## BEGIN

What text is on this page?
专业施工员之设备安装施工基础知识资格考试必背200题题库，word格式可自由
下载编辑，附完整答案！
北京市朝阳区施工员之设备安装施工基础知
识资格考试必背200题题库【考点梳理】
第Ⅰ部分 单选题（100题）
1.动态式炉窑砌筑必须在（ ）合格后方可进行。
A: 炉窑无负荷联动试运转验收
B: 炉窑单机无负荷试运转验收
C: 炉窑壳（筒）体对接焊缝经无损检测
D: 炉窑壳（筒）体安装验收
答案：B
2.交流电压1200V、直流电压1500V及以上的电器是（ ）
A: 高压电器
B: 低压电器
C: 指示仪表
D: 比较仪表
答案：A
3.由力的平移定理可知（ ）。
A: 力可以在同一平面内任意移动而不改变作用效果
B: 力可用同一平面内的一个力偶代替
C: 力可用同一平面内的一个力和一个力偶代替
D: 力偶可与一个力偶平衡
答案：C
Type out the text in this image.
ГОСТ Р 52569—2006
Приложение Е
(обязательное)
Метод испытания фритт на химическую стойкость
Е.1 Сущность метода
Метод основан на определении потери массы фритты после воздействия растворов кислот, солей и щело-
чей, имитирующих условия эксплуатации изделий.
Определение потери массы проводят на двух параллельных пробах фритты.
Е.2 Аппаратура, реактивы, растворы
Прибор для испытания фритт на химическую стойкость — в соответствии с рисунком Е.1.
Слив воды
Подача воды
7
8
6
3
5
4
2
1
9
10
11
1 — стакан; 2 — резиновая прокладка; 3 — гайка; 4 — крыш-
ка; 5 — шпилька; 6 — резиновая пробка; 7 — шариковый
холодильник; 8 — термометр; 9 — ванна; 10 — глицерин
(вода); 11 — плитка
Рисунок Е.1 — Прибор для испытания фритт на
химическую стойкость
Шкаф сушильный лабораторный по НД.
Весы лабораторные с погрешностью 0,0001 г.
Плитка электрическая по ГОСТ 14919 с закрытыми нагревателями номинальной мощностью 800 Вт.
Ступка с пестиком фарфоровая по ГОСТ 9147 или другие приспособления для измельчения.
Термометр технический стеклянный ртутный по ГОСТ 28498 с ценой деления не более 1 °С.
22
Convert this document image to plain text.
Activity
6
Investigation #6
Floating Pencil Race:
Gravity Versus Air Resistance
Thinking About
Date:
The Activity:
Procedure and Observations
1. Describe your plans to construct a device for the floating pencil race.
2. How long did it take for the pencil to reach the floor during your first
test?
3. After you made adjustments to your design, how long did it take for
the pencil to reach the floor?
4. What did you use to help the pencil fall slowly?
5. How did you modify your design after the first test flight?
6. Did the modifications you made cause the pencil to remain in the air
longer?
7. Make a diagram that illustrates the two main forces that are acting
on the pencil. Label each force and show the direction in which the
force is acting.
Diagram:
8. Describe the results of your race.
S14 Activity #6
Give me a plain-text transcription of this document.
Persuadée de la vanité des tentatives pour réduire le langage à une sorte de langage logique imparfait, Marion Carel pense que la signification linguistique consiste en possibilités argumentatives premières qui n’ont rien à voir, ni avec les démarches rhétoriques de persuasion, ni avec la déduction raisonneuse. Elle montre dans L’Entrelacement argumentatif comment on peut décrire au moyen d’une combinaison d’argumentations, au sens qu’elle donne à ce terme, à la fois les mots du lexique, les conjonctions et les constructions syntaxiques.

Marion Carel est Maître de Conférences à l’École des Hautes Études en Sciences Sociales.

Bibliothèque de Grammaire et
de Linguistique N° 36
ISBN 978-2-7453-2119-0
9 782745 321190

## END

▶ **WHAT IS NEEDED**
Reply with nothing except the number of lines in the listing above that include "химическую".

▶ **SOLUTION TO THIS EXERCISE**
3